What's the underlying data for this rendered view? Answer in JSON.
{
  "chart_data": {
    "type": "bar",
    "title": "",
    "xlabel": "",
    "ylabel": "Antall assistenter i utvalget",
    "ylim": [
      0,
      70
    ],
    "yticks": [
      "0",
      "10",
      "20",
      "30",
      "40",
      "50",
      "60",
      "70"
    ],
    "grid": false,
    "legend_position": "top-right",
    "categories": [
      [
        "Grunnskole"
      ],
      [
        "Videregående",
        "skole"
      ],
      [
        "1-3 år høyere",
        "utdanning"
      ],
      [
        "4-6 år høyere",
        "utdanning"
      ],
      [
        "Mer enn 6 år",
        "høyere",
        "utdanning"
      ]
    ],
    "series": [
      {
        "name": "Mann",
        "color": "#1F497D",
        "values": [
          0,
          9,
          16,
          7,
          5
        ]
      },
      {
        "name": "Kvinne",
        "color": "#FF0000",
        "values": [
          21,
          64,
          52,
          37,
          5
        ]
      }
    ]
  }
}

___

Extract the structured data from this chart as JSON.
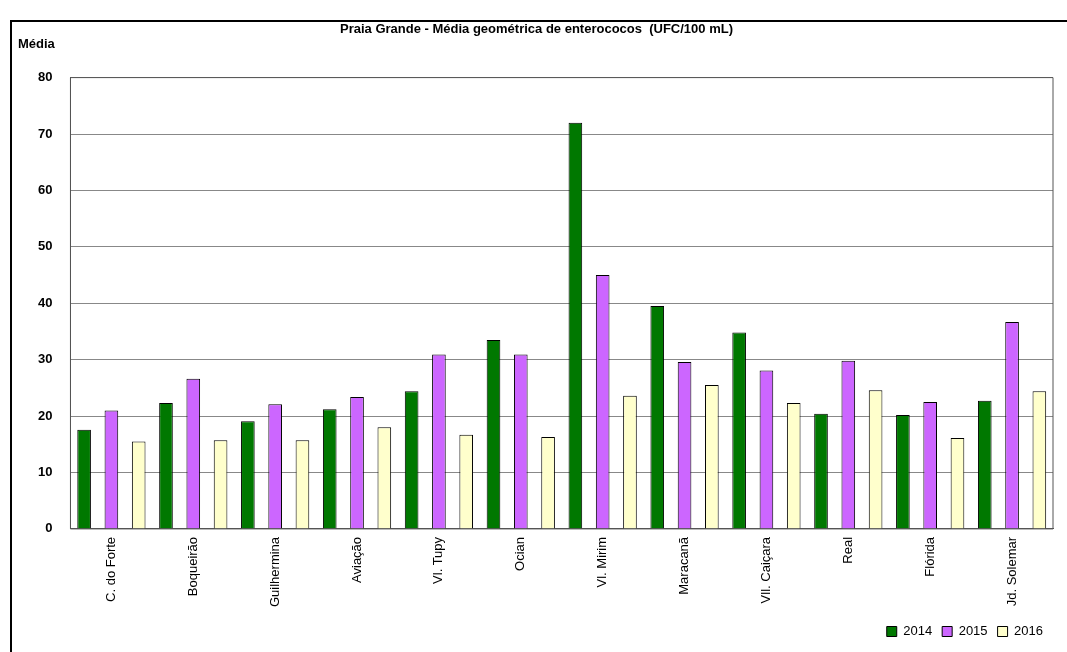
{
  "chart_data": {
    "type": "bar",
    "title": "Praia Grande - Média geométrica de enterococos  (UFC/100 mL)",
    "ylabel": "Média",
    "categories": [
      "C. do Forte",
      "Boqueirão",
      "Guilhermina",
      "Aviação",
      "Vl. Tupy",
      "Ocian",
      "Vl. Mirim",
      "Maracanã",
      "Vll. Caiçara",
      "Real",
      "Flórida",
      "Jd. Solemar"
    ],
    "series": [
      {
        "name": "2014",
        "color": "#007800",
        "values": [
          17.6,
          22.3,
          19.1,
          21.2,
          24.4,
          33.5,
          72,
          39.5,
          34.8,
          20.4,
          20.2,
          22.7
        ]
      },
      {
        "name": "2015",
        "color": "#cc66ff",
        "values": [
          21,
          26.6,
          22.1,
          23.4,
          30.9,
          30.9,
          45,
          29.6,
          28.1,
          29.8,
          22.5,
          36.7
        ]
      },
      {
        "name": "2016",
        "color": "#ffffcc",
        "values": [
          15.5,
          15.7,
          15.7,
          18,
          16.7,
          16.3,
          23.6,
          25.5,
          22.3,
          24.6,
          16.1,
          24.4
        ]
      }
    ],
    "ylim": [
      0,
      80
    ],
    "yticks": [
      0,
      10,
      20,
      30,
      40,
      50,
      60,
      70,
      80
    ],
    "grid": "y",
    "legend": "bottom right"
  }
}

___

Aim of the task » Return each line where "name" shows up.

Output »
        "name": "Mann",
        "name": "Kvinne",
        "name": "2014",
        "name": "2015",
        "name": "2016",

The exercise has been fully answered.